SHORT PROBLEM:
Pick out the lines below that include the string "Objects".

DATA ENTRIES:
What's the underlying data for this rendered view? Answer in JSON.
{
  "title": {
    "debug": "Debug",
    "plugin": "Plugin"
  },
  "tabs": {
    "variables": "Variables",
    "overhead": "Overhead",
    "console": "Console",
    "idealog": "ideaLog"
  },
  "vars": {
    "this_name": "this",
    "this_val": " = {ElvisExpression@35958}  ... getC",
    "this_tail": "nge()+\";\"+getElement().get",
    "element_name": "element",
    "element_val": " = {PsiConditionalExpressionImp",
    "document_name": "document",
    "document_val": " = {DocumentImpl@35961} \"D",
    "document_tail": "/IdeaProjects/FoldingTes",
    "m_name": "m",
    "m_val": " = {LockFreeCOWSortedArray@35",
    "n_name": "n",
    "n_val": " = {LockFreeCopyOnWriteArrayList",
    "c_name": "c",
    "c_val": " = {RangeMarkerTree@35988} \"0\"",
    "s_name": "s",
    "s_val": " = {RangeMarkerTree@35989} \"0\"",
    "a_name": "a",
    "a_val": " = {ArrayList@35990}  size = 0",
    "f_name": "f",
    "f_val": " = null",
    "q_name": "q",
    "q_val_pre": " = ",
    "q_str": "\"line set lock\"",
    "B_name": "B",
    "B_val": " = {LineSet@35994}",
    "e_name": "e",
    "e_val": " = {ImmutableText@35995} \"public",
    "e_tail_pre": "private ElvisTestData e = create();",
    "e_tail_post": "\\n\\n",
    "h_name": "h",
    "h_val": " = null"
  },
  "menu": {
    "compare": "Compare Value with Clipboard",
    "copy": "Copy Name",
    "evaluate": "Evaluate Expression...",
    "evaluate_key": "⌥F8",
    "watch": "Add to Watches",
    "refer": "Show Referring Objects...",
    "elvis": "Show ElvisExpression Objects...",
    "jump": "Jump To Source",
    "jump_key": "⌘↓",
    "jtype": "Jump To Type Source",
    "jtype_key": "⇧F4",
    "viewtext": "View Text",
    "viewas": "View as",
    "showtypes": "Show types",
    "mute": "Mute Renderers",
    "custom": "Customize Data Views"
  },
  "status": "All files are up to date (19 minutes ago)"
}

ANSWER TO THIS PROBLEM:
    "refer": "Show Referring Objects...",
    "elvis": "Show ElvisExpression Objects...",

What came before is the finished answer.